Copy whichever lines contain the string "przedstawienie".
— BEGIN Information given —
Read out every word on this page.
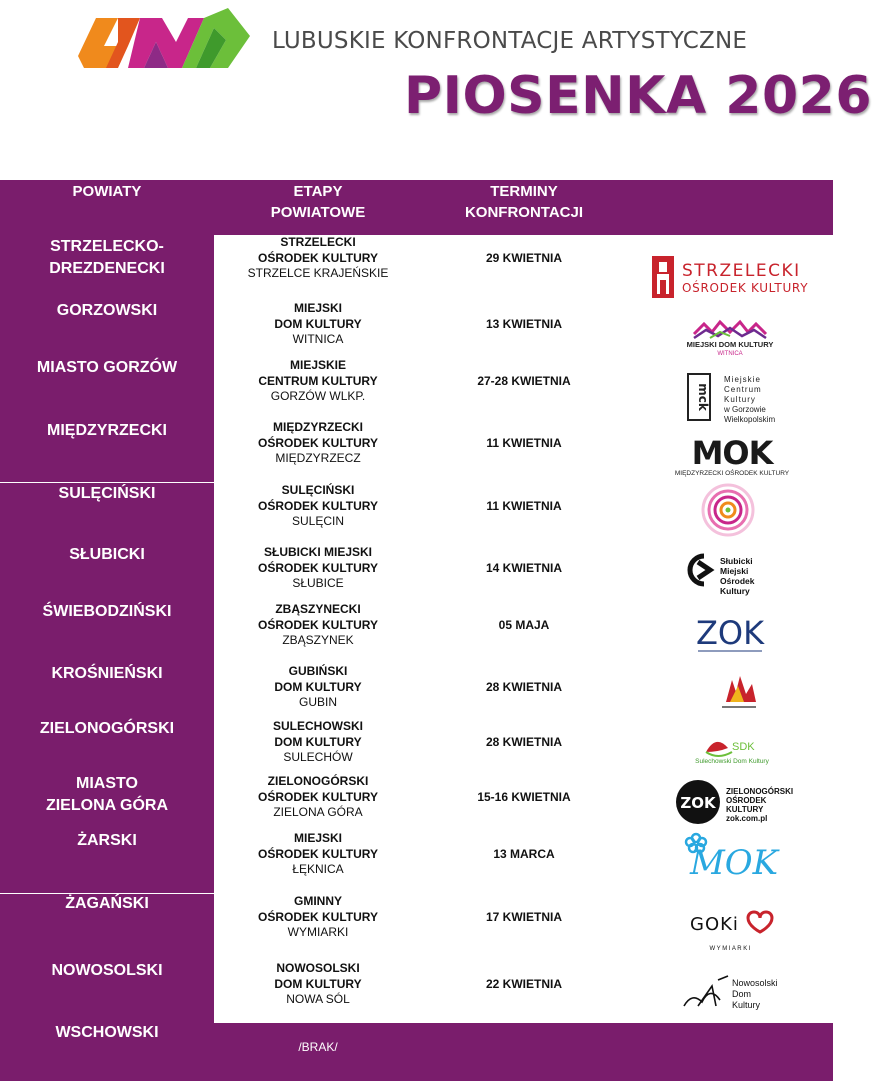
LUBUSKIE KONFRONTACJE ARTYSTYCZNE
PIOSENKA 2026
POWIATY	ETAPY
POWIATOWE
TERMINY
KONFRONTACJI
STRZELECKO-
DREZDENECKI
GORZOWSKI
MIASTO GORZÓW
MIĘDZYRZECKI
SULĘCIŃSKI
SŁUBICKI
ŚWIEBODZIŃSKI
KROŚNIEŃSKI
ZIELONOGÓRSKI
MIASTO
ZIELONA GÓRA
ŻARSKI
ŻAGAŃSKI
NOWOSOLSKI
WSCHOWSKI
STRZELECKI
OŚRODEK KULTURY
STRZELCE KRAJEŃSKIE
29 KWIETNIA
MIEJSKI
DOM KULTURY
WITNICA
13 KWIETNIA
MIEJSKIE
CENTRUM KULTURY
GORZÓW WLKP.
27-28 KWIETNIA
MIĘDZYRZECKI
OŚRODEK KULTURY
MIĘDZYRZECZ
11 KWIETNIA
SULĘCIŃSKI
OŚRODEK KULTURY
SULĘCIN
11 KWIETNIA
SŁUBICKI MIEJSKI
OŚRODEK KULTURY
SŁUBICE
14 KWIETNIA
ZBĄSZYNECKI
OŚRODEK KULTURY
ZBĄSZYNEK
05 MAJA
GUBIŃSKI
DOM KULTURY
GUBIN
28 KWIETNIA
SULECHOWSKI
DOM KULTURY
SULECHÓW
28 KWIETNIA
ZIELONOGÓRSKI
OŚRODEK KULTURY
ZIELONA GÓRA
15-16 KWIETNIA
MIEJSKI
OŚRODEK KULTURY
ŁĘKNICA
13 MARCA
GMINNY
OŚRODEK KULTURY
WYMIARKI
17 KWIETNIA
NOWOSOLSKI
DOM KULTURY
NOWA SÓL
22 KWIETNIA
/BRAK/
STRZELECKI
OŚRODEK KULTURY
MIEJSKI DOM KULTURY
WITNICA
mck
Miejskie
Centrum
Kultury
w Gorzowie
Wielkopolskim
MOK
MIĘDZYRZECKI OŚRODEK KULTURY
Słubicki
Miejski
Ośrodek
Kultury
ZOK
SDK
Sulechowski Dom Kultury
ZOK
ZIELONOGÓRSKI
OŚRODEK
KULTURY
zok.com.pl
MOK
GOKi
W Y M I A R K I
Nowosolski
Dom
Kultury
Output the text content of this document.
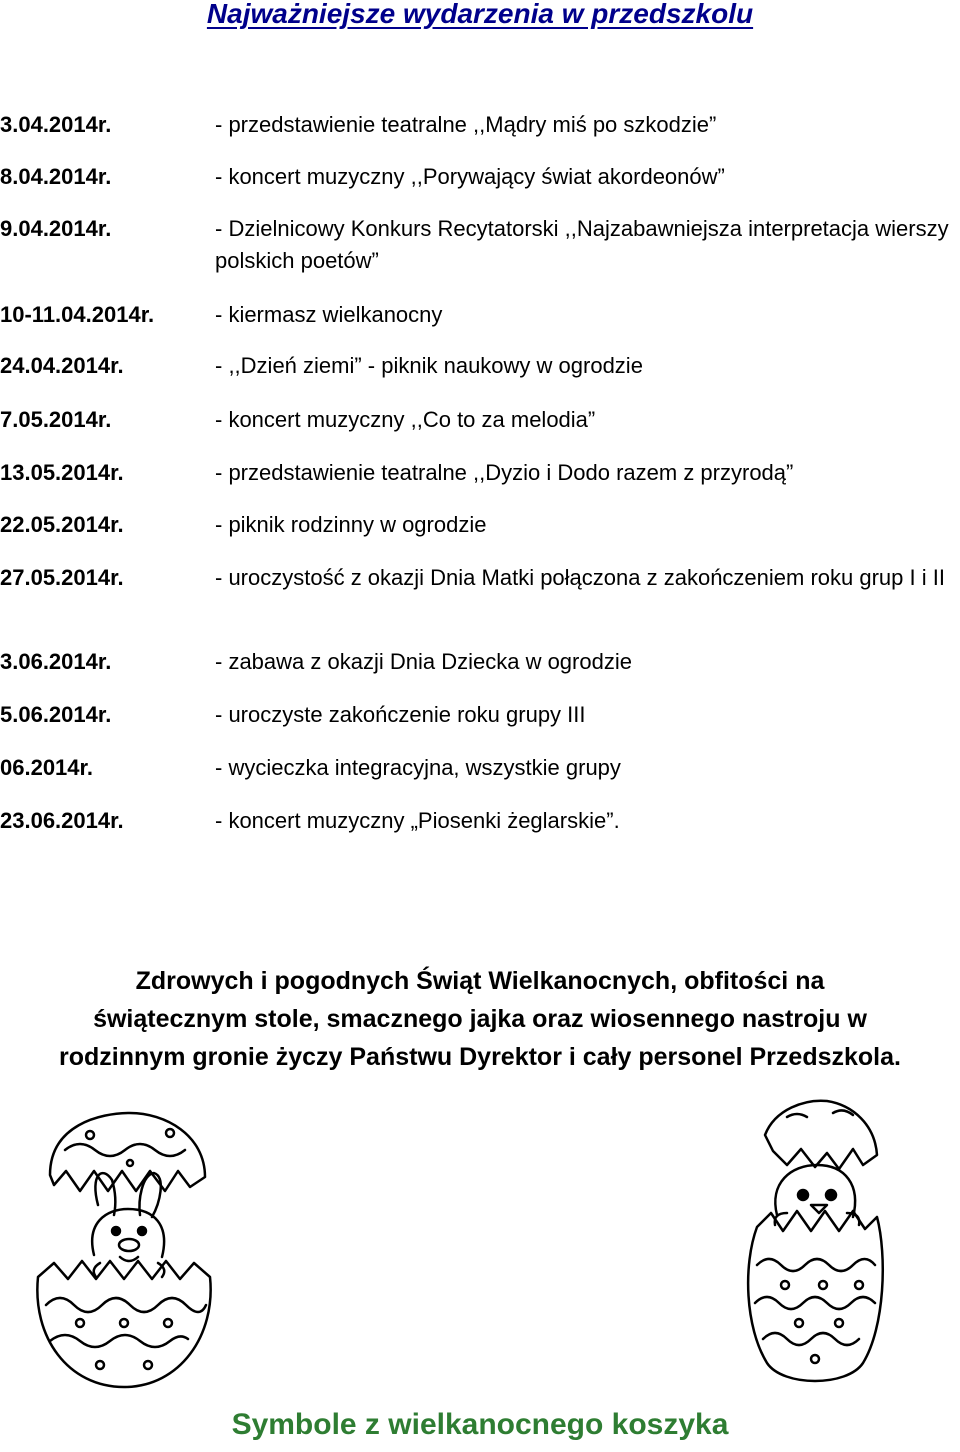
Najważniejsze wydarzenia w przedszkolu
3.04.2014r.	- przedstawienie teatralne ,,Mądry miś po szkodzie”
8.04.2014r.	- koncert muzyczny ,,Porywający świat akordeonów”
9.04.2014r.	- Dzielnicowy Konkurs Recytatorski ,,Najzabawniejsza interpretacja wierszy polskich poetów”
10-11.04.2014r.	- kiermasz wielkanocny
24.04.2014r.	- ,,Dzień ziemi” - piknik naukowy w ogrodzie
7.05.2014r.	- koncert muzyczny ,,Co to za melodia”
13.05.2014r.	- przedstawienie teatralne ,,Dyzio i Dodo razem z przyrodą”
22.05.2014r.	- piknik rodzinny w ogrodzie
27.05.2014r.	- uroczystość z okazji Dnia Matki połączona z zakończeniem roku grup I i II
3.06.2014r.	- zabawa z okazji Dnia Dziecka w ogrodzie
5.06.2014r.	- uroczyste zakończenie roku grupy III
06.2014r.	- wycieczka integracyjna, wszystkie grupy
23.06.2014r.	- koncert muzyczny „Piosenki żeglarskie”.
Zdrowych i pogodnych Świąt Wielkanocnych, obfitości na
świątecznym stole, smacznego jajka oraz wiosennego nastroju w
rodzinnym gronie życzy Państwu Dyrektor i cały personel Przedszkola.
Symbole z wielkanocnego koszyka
— END Information given —
▶ [Task result]
3.04.2014r.	- przedstawienie teatralne ,,Mądry miś po szkodzie”
13.05.2014r.	- przedstawienie teatralne ,,Dyzio i Dodo razem z przyrodą”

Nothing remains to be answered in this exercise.